= Data provided =
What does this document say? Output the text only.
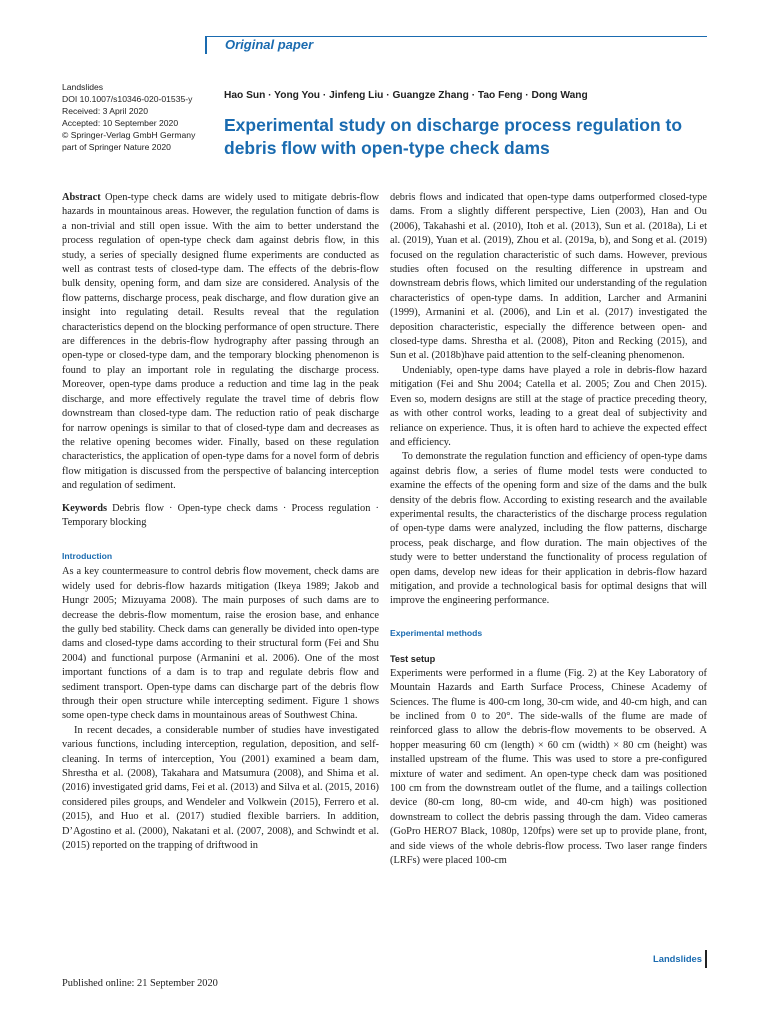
Original paper
Landslides
DOI 10.1007/s10346-020-01535-y
Received: 3 April 2020
Accepted: 10 September 2020
© Springer-Verlag GmbH Germany
part of Springer Nature 2020
Hao Sun · Yong You · Jinfeng Liu · Guangze Zhang · Tao Feng · Dong Wang
Experimental study on discharge process regulation to debris flow with open-type check dams

Abstract Open-type check dams are widely used to mitigate debris-flow hazards in mountainous areas. However, the regulation function of dams is a non-trivial and still open issue. With the aim to better understand the process regulation of open-type check dam against debris flow, in this study, a series of specially designed flume experiments are conducted as well as contrast tests of closed-type dam. The effects of the debris-flow bulk density, opening form, and dam size are considered. Analysis of the flow patterns, discharge process, peak discharge, and flow duration give an insight into regulating detail. Results reveal that the regulation characteristics depend on the blocking performance of open structure. There are differences in the debris-flow hydrography after passing through an open-type or closed-type dam, and the temporary blocking phenomenon is found to play an important role in regulating the discharge process. Moreover, open-type dams produce a reduction and time lag in the peak discharge, and more effectively regulate the travel time of debris flow downstream than closed-type dam. The reduction ratio of peak discharge for narrow openings is similar to that of closed-type dam and decreases as the relative opening becomes wider. Finally, based on these regulation characteristics, the application of open-type dams for a novel form of debris flow mitigation is discussed from the perspective of balancing interception and regulation of sediment.

Keywords Debris flow · Open-type check dams · Process regulation · Temporary blocking

Introduction

As a key countermeasure to control debris flow movement, check dams are widely used for debris-flow hazards mitigation (Ikeya 1989; Jakob and Hungr 2005; Mizuyama 2008). The main purposes of such dams are to decrease the debris-flow momentum, raise the erosion base, and enhance the gully bed stability. Check dams can generally be divided into open-type dams and closed-type dams according to their structural form (Fei and Shu 2004) and functional purpose (Armanini et al. 2006). One of the most important functions of a dam is to trap and regulate debris flow and sediment transport. Open-type dams can discharge part of the debris flow through their open structure while intercepting sediment. Figure 1 shows some open-type check dams in mountainous areas of Southwest China.

In recent decades, a considerable number of studies have investigated various functions, including interception, regulation, deposition, and self-cleaning. In terms of interception, You (2001) examined a beam dam, Shrestha et al. (2008), Takahara and Matsumura (2008), and Shima et al. (2016) investigated grid dams, Fei et al. (2013) and Silva et al. (2015, 2016) considered piles groups, and Wendeler and Volkwein (2015), Ferrero et al. (2015), and Huo et al. (2017) studied flexible barriers. In addition, D’Agostino et al. (2000), Nakatani et al. (2007, 2008), and Schwindt et al. (2015) reported on the trapping of driftwood in

debris flows and indicated that open-type dams outperformed closed-type dams. From a slightly different perspective, Lien (2003), Han and Ou (2006), Takahashi et al. (2010), Itoh et al. (2013), Sun et al. (2018a), Li et al. (2019), Yuan et al. (2019), Zhou et al. (2019a, b), and Song et al. (2019) focused on the regulation characteristic of such dams. However, previous studies often focused on the resulting difference in upstream and downstream debris flows, which limited our understanding of the regulation characteristics of open-type dams. In addition, Larcher and Armanini (1999), Armanini et al. (2006), and Lin et al. (2017) investigated the deposition characteristic, especially the difference between open- and closed-type dams. Shrestha et al. (2008), Piton and Recking (2015), and Sun et al. (2018b)have paid attention to the self-cleaning phenomenon.

Undeniably, open-type dams have played a role in debris-flow hazard mitigation (Fei and Shu 2004; Catella et al. 2005; Zou and Chen 2015). Even so, modern designs are still at the stage of practice preceding theory, as with other control works, leading to a great deal of subjectivity and reliance on experience. Thus, it is often hard to achieve the expected effect and efficiency.

To demonstrate the regulation function and efficiency of open-type dams against debris flow, a series of flume model tests were conducted to examine the effects of the opening form and size of the dams and the bulk density of the debris flow. According to existing research and the available experimental results, the characteristics of the discharge process regulation of open-type dams were analyzed, including the flow patterns, discharge process, peak discharge, and flow duration. The main objectives of the study were to better understand the functionality of process regulation of open dams, develop new ideas for their application in debris-flow hazard mitigation, and provide a technological basis for optimal designs that will improve the engineering performance.

Experimental methods

Test setup

Experiments were performed in a flume (Fig. 2) at the Key Laboratory of Mountain Hazards and Earth Surface Process, Chinese Academy of Sciences. The flume is 400-cm long, 30-cm wide, and 40-cm high, and can be inclined from 0 to 20°. The side-walls of the flume are made of reinforced glass to allow the debris-flow movements to be observed. A hopper measuring 60 cm (length) × 60 cm (width) × 80 cm (height) was installed upstream of the flume. This was used to store a pre-configured mixture of water and sediment. An open-type check dam was positioned 100 cm from the downstream outlet of the flume, and a tailings collection device (80-cm long, 80-cm wide, and 40-cm high) was positioned downstream to collect the debris passing through the dam. Video cameras (GoPro HERO7 Black, 1080p, 120fps) were set up to provide plane, front, and side views of the whole debris-flow process. Two laser range finders (LRFs) were placed 100-cm

Published online: 21 September 2020
Landslides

= Exercise details =
Show the lines that mention the word "September".

= Result for this task =
Accepted: 10 September 2020
Published online: 21 September 2020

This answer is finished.